● **Request**
Pictures do not belong in the copy; restate the records below word for word.

--- START OF Exercise data ---

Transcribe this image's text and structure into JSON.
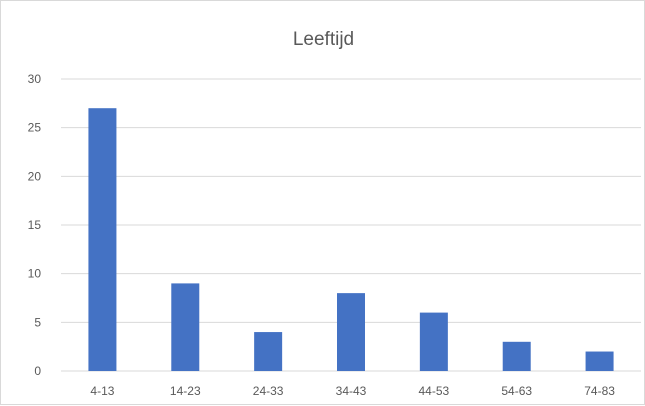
{
  "chart_data": {
    "type": "bar",
    "title": "Leeftijd",
    "xlabel": "",
    "ylabel": "",
    "categories": [
      "4-13",
      "14-23",
      "24-33",
      "34-43",
      "44-53",
      "54-63",
      "74-83"
    ],
    "values": [
      27,
      9,
      4,
      8,
      6,
      3,
      2
    ],
    "ylim": [
      0,
      30
    ],
    "yticks": [
      0,
      5,
      10,
      15,
      20,
      25,
      30
    ],
    "grid": true,
    "legend": "none",
    "bar_color": "#4472C4",
    "grid_color": "#d9d9d9"
  }
}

--- END OF Exercise data ---

● **Solution for this exercise**
Transcribe this image's text and structure into JSON.
{
  "chart_data": {
    "type": "bar",
    "title": "Leeftijd",
    "xlabel": "",
    "ylabel": "",
    "categories": [
      "4-13",
      "14-23",
      "24-33",
      "34-43",
      "44-53",
      "54-63",
      "74-83"
    ],
    "values": [
      27,
      9,
      4,
      8,
      6,
      3,
      2
    ],
    "ylim": [
      0,
      30
    ],
    "yticks": [
      0,
      5,
      10,
      15,
      20,
      25,
      30
    ],
    "grid": true,
    "legend": "none",
    "bar_color": "#4472C4",
    "grid_color": "#d9d9d9"
  }
}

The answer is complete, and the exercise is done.